*Directions for this task*
List each named place mentioned in the camping passage below, giving each only once.

*Document passage*
* begin *
We savored one last night around the fire. Sunday morning we broke camp at a leisurely pace, enjoying breakfast, hiking along the Rio Frio and plotting one last hike and the route back to Austin. We were glad we had chosen Garner over Lost Maples to camp. Lost Maples very limited campsites were out in the open and everyone using the trails had to pass by. Lost Maples would be fine for someone who had a recreation vehicle, but we like the peace and quiet without listening to generators running all night. We also liked the newer Rio Frio section of Garner because of the mature trees we like for setting up a tarp roof.
* end *
*Collected material*
* begin *
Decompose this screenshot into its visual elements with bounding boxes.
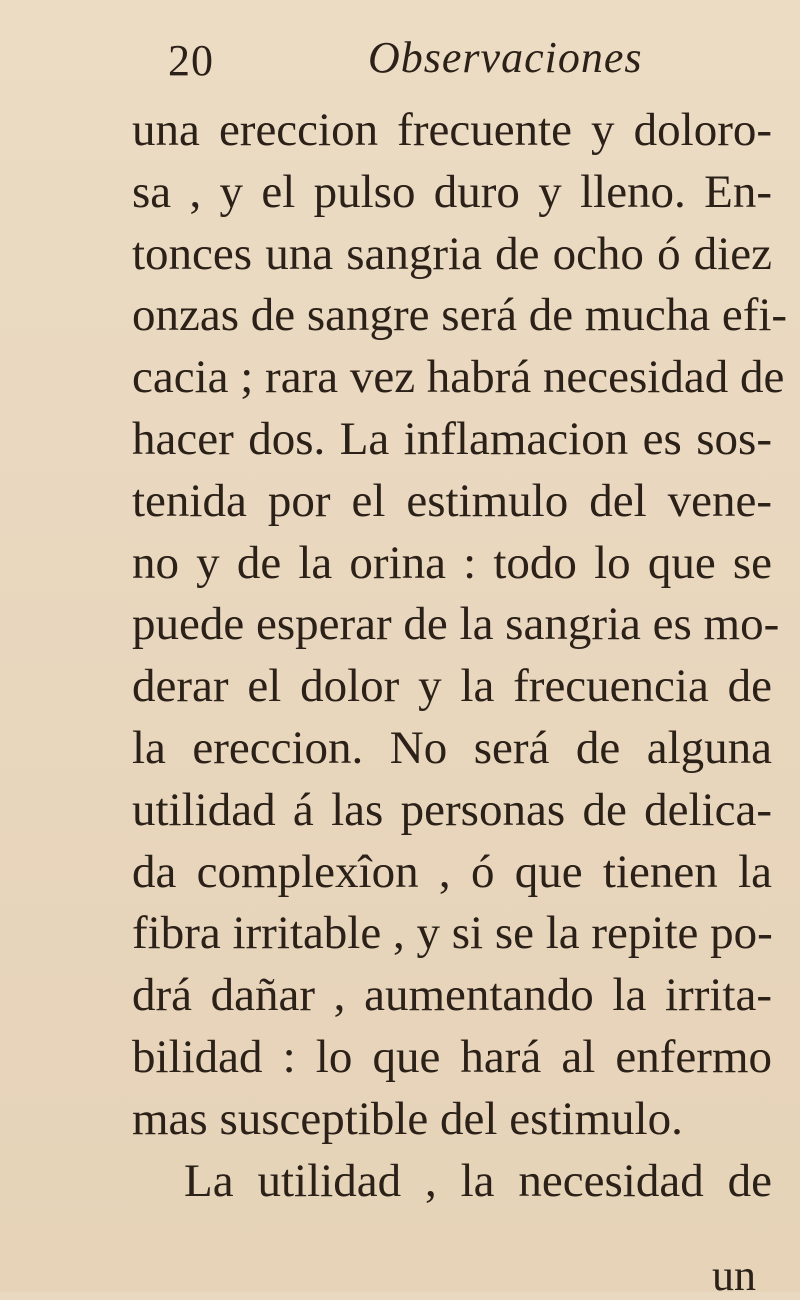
* end *
*Task answer*
Rio Frio, Austin, Garner, Lost Maples